** GIVEN TASK **
Write only the number of lines in the records beneath that hold "text".

────

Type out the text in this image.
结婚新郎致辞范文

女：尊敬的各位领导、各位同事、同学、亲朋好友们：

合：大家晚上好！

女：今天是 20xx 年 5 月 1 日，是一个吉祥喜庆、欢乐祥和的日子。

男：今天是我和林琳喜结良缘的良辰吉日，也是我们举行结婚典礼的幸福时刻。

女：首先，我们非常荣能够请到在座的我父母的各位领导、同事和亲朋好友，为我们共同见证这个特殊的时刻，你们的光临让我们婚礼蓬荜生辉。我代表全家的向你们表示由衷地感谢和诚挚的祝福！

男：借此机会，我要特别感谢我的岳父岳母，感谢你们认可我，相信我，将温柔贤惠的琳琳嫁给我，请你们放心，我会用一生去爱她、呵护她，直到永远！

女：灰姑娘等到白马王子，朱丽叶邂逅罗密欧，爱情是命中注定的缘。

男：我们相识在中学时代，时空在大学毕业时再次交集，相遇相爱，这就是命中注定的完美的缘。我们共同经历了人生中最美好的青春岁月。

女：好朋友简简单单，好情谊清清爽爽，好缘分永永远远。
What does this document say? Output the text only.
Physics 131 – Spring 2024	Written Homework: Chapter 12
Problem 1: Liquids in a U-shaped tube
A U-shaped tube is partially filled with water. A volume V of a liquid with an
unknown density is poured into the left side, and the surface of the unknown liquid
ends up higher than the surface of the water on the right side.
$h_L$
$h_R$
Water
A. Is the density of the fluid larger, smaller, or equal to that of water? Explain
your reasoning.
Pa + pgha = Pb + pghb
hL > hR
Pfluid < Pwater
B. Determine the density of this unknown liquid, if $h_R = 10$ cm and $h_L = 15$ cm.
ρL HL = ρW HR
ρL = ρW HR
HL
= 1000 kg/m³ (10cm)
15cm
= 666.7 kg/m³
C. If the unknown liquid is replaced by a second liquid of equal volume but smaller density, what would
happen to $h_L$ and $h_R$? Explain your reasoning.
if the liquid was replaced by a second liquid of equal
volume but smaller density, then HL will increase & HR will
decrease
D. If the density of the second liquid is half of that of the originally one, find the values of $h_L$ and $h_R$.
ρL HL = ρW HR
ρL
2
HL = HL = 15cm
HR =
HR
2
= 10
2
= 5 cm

────

** WRITTEN RESPONSE **
2